━━━ Task material

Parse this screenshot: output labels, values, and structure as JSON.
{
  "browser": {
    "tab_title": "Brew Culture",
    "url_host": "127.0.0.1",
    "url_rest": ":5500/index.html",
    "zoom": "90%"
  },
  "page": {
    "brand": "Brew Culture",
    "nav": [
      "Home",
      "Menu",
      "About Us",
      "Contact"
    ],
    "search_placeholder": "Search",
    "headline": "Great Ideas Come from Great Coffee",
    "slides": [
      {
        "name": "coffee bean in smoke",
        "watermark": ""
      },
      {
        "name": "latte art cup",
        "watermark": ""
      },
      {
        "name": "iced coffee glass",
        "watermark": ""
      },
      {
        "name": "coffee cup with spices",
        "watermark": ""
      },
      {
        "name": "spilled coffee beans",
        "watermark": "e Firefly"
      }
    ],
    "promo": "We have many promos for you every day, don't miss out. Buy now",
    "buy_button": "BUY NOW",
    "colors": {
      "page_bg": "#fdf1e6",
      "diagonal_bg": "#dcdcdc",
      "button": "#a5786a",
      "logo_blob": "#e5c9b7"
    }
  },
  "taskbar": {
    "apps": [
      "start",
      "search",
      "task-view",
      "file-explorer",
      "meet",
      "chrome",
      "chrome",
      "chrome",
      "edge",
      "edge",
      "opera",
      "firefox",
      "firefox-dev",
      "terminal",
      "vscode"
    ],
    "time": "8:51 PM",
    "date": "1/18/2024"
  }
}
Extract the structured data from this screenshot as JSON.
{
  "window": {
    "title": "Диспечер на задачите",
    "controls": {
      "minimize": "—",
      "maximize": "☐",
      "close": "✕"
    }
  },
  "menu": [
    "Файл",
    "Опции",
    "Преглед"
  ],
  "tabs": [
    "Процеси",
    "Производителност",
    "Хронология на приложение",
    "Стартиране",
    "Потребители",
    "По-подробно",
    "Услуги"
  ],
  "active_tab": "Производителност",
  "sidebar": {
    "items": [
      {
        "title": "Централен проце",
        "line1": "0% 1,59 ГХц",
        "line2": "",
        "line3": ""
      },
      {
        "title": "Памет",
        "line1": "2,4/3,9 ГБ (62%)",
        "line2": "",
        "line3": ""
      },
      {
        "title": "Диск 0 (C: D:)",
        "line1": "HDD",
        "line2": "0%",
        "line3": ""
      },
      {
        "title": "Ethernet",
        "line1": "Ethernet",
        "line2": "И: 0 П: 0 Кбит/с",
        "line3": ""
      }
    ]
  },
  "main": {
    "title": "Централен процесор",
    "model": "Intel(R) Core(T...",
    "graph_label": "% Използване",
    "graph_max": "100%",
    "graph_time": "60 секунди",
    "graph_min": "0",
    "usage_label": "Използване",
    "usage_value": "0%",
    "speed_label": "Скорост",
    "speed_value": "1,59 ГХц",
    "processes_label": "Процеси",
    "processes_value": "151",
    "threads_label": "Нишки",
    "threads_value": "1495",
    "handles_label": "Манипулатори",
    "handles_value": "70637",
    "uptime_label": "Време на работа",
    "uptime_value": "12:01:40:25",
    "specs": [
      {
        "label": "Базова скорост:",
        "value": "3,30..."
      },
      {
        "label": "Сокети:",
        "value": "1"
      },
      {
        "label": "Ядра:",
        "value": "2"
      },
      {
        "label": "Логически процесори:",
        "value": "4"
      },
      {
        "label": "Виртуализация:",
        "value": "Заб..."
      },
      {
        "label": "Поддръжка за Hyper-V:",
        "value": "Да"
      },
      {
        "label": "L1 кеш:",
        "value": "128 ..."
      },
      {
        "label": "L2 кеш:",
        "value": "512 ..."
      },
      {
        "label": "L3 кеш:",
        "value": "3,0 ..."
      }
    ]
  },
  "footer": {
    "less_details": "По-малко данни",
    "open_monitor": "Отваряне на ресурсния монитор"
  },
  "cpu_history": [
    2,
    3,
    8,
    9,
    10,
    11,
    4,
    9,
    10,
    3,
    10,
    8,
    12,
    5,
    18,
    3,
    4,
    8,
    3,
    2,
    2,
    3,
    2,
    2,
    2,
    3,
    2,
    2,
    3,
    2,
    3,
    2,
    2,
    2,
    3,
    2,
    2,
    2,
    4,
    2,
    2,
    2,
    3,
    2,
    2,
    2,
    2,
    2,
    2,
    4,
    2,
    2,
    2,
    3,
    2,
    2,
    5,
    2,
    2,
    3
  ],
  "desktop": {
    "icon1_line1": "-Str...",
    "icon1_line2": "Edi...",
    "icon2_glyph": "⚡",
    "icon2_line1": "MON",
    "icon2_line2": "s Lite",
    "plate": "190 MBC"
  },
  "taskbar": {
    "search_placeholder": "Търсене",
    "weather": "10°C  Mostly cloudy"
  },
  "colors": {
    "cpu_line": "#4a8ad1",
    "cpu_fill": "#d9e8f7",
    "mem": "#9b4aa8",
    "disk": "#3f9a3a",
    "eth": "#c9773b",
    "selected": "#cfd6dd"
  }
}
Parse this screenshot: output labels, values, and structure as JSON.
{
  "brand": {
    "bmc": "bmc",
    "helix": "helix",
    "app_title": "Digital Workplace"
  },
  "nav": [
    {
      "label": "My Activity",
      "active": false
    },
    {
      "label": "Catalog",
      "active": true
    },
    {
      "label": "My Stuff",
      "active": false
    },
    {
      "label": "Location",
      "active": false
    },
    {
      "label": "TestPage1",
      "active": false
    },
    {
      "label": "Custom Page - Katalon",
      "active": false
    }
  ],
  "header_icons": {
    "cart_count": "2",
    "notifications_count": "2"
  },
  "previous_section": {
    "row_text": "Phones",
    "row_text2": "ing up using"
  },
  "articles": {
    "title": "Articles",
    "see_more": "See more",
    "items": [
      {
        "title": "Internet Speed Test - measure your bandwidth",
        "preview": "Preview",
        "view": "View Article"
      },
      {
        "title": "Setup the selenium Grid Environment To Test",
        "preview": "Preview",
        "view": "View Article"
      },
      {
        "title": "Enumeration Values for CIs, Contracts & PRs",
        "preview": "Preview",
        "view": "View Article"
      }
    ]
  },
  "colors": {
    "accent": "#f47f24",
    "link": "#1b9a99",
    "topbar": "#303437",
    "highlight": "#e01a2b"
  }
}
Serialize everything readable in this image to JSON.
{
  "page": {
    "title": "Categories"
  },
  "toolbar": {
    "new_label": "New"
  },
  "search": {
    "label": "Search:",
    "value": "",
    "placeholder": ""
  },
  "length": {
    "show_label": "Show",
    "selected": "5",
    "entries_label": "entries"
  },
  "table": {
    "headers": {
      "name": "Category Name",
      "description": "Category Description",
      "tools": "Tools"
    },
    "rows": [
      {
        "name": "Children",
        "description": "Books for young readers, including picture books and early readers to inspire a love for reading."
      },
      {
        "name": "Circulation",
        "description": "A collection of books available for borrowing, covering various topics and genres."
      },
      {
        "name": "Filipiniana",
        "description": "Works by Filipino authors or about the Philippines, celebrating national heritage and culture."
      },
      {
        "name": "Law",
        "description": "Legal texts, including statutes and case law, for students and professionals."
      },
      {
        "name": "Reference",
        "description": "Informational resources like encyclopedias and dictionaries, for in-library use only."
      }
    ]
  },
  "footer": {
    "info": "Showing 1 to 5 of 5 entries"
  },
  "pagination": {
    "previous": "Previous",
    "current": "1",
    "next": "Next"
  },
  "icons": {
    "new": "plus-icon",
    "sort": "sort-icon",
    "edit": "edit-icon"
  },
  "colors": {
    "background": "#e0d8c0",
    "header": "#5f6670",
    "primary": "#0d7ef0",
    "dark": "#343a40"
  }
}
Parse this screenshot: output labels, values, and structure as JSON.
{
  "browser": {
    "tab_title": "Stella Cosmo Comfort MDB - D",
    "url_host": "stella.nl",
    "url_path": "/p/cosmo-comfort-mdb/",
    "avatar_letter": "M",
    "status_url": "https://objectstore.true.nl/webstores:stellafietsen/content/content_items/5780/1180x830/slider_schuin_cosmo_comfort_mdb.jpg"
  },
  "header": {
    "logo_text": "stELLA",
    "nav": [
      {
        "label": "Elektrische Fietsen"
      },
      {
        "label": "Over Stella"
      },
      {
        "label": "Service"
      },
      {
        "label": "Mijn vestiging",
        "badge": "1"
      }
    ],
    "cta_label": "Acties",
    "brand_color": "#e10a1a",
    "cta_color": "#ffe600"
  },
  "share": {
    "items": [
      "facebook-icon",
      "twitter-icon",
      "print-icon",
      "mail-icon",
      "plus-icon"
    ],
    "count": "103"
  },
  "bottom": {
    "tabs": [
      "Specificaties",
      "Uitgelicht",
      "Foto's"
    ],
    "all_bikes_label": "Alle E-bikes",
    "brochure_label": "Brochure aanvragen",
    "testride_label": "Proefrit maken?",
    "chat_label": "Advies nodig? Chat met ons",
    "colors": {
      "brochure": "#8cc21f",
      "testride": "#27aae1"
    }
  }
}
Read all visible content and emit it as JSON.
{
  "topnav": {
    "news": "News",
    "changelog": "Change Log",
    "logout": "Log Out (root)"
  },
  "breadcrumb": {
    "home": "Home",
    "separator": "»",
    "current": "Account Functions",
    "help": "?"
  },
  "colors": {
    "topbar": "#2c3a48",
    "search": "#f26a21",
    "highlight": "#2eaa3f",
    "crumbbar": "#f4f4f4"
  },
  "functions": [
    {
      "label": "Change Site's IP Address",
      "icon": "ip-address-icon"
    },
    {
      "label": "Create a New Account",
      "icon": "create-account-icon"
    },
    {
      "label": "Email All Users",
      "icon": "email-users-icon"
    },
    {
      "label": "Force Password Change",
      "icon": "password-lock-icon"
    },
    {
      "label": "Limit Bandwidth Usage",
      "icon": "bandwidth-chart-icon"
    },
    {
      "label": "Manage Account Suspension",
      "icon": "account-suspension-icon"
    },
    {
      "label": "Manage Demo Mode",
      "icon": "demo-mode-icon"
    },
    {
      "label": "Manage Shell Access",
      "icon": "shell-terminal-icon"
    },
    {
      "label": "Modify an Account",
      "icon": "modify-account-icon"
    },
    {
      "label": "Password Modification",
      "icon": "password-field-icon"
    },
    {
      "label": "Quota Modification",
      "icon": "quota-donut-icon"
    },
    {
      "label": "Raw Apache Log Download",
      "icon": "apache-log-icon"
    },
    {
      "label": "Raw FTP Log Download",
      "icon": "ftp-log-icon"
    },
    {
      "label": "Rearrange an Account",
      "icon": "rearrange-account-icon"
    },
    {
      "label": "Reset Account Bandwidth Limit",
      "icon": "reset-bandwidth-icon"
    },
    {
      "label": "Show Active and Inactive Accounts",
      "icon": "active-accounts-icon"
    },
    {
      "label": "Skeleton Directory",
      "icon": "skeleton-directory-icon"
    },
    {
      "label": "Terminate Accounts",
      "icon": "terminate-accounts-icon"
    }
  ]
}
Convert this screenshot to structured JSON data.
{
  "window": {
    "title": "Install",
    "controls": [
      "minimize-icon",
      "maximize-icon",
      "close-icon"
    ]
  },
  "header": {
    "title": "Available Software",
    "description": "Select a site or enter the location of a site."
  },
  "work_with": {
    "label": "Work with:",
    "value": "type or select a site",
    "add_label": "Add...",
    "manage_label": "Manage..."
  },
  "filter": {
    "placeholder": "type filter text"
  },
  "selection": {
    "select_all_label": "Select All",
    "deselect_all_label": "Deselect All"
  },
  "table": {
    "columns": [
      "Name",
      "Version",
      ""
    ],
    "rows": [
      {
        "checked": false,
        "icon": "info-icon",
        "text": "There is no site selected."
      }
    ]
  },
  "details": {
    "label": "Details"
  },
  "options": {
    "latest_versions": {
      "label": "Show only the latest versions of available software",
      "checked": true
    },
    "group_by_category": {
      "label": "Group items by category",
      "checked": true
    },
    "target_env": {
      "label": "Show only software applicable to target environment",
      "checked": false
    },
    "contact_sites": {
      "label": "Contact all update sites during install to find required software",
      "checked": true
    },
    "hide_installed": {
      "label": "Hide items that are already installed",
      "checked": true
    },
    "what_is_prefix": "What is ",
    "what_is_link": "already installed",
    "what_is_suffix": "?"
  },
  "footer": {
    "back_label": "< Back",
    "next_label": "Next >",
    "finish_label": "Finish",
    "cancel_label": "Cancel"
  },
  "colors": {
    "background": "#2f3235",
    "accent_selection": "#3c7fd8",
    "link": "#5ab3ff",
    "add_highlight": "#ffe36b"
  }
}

━━━━━━

Scan the entries above and work out how many lines include the word "Използване"; the reply is that number alone.

2